> [Exercise directions]
Pull every line containing the word "useful" from the records.

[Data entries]

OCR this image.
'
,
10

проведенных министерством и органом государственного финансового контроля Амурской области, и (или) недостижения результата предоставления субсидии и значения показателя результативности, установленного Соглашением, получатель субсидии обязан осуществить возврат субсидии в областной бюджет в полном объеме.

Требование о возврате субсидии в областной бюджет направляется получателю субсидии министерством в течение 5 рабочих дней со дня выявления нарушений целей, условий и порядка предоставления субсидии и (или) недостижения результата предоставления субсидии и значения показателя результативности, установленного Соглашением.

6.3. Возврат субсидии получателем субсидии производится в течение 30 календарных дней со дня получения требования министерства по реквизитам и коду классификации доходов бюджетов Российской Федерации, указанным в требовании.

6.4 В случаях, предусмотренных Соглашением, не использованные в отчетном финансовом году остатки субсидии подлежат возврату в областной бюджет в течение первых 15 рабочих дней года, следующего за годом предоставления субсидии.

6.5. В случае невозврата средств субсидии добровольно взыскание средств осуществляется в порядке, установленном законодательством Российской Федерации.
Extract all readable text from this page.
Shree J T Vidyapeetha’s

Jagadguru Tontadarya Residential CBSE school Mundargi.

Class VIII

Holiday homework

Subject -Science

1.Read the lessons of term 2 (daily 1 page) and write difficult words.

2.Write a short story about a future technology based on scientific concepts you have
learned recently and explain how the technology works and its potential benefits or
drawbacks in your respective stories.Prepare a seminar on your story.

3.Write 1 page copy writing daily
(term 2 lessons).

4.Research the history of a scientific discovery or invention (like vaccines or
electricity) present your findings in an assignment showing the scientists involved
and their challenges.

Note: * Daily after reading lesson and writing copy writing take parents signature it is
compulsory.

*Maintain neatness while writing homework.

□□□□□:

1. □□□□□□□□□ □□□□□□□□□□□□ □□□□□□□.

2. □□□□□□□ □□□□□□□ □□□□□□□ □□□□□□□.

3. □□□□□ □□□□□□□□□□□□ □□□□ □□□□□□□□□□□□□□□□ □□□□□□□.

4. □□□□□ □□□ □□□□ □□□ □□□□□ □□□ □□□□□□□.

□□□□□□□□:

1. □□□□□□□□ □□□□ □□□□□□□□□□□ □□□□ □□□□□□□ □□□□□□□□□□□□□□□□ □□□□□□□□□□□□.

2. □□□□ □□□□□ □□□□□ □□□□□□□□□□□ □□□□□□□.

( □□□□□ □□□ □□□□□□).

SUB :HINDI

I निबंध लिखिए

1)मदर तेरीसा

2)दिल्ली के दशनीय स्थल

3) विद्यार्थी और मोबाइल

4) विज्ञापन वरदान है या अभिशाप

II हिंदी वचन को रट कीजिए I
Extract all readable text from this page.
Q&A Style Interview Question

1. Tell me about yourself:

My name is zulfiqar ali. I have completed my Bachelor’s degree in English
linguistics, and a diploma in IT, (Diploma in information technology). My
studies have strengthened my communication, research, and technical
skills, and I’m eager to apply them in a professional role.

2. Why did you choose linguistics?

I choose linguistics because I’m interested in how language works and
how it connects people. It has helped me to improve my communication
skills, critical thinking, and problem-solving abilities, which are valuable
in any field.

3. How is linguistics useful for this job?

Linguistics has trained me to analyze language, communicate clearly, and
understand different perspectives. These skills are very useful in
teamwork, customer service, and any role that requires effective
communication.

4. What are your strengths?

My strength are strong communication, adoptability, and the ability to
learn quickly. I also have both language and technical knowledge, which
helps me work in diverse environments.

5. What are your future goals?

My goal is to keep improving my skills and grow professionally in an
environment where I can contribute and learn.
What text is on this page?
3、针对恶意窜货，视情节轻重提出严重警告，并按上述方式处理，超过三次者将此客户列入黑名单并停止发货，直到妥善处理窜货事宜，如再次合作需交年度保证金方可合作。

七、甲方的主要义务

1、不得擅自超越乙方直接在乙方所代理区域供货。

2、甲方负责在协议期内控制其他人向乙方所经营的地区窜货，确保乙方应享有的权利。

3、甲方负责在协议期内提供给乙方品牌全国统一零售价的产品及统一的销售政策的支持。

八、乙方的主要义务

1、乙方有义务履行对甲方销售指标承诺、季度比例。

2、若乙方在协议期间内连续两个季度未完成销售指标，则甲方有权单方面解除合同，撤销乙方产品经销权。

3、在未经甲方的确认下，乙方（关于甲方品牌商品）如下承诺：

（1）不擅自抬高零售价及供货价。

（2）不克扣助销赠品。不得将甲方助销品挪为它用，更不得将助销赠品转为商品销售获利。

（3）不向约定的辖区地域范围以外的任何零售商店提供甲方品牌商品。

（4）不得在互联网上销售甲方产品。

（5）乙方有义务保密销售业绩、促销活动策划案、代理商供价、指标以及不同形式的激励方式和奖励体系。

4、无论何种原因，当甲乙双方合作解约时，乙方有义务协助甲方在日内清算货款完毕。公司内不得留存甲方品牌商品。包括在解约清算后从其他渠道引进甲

> [Exercise result]
3. How is linguistics useful for this job?
understand different perspectives. These skills are very useful in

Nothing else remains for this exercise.